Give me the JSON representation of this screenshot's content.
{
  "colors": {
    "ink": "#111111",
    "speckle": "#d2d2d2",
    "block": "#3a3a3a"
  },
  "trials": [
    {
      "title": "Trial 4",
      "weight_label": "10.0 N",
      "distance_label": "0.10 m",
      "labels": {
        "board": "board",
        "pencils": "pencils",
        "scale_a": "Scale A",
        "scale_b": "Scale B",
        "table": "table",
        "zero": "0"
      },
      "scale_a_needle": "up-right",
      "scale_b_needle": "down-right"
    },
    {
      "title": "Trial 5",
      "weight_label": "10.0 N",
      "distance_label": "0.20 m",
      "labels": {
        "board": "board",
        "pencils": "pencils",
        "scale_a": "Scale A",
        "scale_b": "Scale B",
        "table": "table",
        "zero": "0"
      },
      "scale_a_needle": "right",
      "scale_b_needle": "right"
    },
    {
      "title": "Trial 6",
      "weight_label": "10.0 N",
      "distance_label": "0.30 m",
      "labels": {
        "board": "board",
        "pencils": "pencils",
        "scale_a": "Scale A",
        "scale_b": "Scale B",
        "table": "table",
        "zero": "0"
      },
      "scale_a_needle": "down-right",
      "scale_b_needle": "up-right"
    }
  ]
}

______________________________

**Task instructions**
Pull out all lines of the data with the string "right".

**Exercise solution**
      "scale_a_needle": "up-right",
      "scale_b_needle": "down-right"
      "scale_a_needle": "right",
      "scale_b_needle": "right"
      "scale_a_needle": "down-right",
      "scale_b_needle": "up-right"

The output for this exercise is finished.